Entries with figure data:
◇ ◇ ◇
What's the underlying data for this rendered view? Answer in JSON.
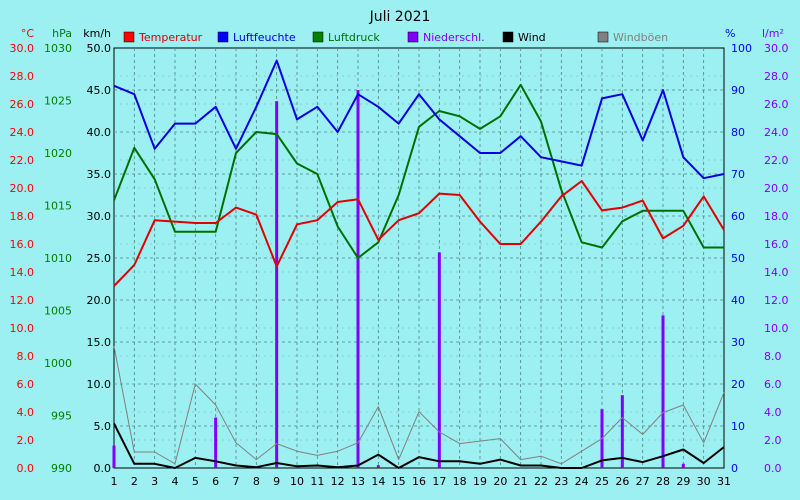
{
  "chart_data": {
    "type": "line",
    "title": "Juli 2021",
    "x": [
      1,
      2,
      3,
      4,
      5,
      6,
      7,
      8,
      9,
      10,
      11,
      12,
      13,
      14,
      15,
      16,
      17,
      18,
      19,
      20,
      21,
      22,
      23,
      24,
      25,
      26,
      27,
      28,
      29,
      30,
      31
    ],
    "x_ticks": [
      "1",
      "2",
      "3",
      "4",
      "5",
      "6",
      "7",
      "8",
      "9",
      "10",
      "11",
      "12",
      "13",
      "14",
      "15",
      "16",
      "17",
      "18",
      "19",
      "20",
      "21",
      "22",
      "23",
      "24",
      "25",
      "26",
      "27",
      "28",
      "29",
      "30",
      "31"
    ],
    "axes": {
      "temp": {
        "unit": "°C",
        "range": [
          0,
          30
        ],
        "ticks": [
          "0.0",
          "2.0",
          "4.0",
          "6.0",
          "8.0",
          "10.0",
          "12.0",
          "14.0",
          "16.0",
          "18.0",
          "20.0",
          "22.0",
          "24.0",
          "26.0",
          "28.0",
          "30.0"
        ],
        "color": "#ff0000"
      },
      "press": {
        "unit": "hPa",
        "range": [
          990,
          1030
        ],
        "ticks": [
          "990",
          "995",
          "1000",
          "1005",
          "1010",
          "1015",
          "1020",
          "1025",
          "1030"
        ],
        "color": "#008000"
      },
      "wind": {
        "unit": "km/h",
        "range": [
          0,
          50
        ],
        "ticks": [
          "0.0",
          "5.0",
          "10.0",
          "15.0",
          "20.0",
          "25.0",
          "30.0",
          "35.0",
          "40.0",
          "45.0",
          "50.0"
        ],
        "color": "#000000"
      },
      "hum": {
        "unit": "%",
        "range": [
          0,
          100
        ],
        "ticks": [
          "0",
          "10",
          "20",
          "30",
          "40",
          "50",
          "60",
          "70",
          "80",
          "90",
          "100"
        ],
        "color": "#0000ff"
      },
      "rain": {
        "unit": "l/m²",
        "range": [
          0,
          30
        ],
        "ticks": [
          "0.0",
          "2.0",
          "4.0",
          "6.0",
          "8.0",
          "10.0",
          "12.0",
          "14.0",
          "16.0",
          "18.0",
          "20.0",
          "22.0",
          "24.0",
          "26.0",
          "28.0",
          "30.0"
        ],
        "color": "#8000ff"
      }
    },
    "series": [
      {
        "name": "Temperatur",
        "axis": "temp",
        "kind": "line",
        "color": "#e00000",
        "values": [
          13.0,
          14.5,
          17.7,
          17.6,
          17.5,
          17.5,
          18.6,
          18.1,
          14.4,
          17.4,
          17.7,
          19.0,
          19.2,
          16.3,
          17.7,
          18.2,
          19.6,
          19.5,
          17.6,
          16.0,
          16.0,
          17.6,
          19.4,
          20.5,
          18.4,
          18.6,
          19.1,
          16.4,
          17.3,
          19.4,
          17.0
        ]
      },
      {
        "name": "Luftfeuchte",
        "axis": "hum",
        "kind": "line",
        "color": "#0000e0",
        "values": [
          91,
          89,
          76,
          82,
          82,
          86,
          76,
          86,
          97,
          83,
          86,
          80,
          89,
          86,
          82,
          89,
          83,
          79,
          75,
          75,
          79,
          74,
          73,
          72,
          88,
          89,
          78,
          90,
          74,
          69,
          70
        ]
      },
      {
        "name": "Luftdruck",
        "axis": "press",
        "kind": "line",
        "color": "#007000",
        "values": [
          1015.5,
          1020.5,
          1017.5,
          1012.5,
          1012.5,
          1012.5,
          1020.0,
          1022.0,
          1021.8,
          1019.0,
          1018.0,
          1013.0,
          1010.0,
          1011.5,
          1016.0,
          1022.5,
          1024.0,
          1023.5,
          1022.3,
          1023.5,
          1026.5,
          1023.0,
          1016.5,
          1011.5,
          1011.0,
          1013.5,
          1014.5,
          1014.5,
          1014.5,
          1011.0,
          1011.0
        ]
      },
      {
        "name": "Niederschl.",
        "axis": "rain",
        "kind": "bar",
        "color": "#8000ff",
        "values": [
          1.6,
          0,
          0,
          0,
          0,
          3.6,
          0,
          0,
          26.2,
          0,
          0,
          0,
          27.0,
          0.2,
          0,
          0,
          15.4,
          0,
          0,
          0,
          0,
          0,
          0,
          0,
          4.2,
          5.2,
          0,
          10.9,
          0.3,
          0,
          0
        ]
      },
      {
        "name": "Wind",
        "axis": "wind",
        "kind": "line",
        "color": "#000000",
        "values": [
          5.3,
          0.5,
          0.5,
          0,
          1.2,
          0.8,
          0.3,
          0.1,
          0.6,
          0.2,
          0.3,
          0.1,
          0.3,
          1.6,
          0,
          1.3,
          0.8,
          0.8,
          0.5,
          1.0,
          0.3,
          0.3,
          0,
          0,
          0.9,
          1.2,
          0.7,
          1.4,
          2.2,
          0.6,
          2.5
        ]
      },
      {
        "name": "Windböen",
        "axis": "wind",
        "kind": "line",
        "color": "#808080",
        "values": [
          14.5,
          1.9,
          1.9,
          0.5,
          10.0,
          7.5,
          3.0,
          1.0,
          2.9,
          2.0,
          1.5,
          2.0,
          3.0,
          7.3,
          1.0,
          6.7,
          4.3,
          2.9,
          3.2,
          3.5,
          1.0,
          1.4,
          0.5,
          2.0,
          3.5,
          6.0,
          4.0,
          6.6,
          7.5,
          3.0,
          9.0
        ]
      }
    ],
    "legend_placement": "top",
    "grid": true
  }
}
◇ ◇ ◇
§ Task goal
Copy the material above in full and exactly, skipping pictures.

§ Full output
What's the underlying data for this rendered view? Answer in JSON.
{
  "chart_data": {
    "type": "line",
    "title": "Juli 2021",
    "x": [
      1,
      2,
      3,
      4,
      5,
      6,
      7,
      8,
      9,
      10,
      11,
      12,
      13,
      14,
      15,
      16,
      17,
      18,
      19,
      20,
      21,
      22,
      23,
      24,
      25,
      26,
      27,
      28,
      29,
      30,
      31
    ],
    "x_ticks": [
      "1",
      "2",
      "3",
      "4",
      "5",
      "6",
      "7",
      "8",
      "9",
      "10",
      "11",
      "12",
      "13",
      "14",
      "15",
      "16",
      "17",
      "18",
      "19",
      "20",
      "21",
      "22",
      "23",
      "24",
      "25",
      "26",
      "27",
      "28",
      "29",
      "30",
      "31"
    ],
    "axes": {
      "temp": {
        "unit": "°C",
        "range": [
          0,
          30
        ],
        "ticks": [
          "0.0",
          "2.0",
          "4.0",
          "6.0",
          "8.0",
          "10.0",
          "12.0",
          "14.0",
          "16.0",
          "18.0",
          "20.0",
          "22.0",
          "24.0",
          "26.0",
          "28.0",
          "30.0"
        ],
        "color": "#ff0000"
      },
      "press": {
        "unit": "hPa",
        "range": [
          990,
          1030
        ],
        "ticks": [
          "990",
          "995",
          "1000",
          "1005",
          "1010",
          "1015",
          "1020",
          "1025",
          "1030"
        ],
        "color": "#008000"
      },
      "wind": {
        "unit": "km/h",
        "range": [
          0,
          50
        ],
        "ticks": [
          "0.0",
          "5.0",
          "10.0",
          "15.0",
          "20.0",
          "25.0",
          "30.0",
          "35.0",
          "40.0",
          "45.0",
          "50.0"
        ],
        "color": "#000000"
      },
      "hum": {
        "unit": "%",
        "range": [
          0,
          100
        ],
        "ticks": [
          "0",
          "10",
          "20",
          "30",
          "40",
          "50",
          "60",
          "70",
          "80",
          "90",
          "100"
        ],
        "color": "#0000ff"
      },
      "rain": {
        "unit": "l/m²",
        "range": [
          0,
          30
        ],
        "ticks": [
          "0.0",
          "2.0",
          "4.0",
          "6.0",
          "8.0",
          "10.0",
          "12.0",
          "14.0",
          "16.0",
          "18.0",
          "20.0",
          "22.0",
          "24.0",
          "26.0",
          "28.0",
          "30.0"
        ],
        "color": "#8000ff"
      }
    },
    "series": [
      {
        "name": "Temperatur",
        "axis": "temp",
        "kind": "line",
        "color": "#e00000",
        "values": [
          13.0,
          14.5,
          17.7,
          17.6,
          17.5,
          17.5,
          18.6,
          18.1,
          14.4,
          17.4,
          17.7,
          19.0,
          19.2,
          16.3,
          17.7,
          18.2,
          19.6,
          19.5,
          17.6,
          16.0,
          16.0,
          17.6,
          19.4,
          20.5,
          18.4,
          18.6,
          19.1,
          16.4,
          17.3,
          19.4,
          17.0
        ]
      },
      {
        "name": "Luftfeuchte",
        "axis": "hum",
        "kind": "line",
        "color": "#0000e0",
        "values": [
          91,
          89,
          76,
          82,
          82,
          86,
          76,
          86,
          97,
          83,
          86,
          80,
          89,
          86,
          82,
          89,
          83,
          79,
          75,
          75,
          79,
          74,
          73,
          72,
          88,
          89,
          78,
          90,
          74,
          69,
          70
        ]
      },
      {
        "name": "Luftdruck",
        "axis": "press",
        "kind": "line",
        "color": "#007000",
        "values": [
          1015.5,
          1020.5,
          1017.5,
          1012.5,
          1012.5,
          1012.5,
          1020.0,
          1022.0,
          1021.8,
          1019.0,
          1018.0,
          1013.0,
          1010.0,
          1011.5,
          1016.0,
          1022.5,
          1024.0,
          1023.5,
          1022.3,
          1023.5,
          1026.5,
          1023.0,
          1016.5,
          1011.5,
          1011.0,
          1013.5,
          1014.5,
          1014.5,
          1014.5,
          1011.0,
          1011.0
        ]
      },
      {
        "name": "Niederschl.",
        "axis": "rain",
        "kind": "bar",
        "color": "#8000ff",
        "values": [
          1.6,
          0,
          0,
          0,
          0,
          3.6,
          0,
          0,
          26.2,
          0,
          0,
          0,
          27.0,
          0.2,
          0,
          0,
          15.4,
          0,
          0,
          0,
          0,
          0,
          0,
          0,
          4.2,
          5.2,
          0,
          10.9,
          0.3,
          0,
          0
        ]
      },
      {
        "name": "Wind",
        "axis": "wind",
        "kind": "line",
        "color": "#000000",
        "values": [
          5.3,
          0.5,
          0.5,
          0,
          1.2,
          0.8,
          0.3,
          0.1,
          0.6,
          0.2,
          0.3,
          0.1,
          0.3,
          1.6,
          0,
          1.3,
          0.8,
          0.8,
          0.5,
          1.0,
          0.3,
          0.3,
          0,
          0,
          0.9,
          1.2,
          0.7,
          1.4,
          2.2,
          0.6,
          2.5
        ]
      },
      {
        "name": "Windböen",
        "axis": "wind",
        "kind": "line",
        "color": "#808080",
        "values": [
          14.5,
          1.9,
          1.9,
          0.5,
          10.0,
          7.5,
          3.0,
          1.0,
          2.9,
          2.0,
          1.5,
          2.0,
          3.0,
          7.3,
          1.0,
          6.7,
          4.3,
          2.9,
          3.2,
          3.5,
          1.0,
          1.4,
          0.5,
          2.0,
          3.5,
          6.0,
          4.0,
          6.6,
          7.5,
          3.0,
          9.0
        ]
      }
    ],
    "legend_placement": "top",
    "grid": true
  }
}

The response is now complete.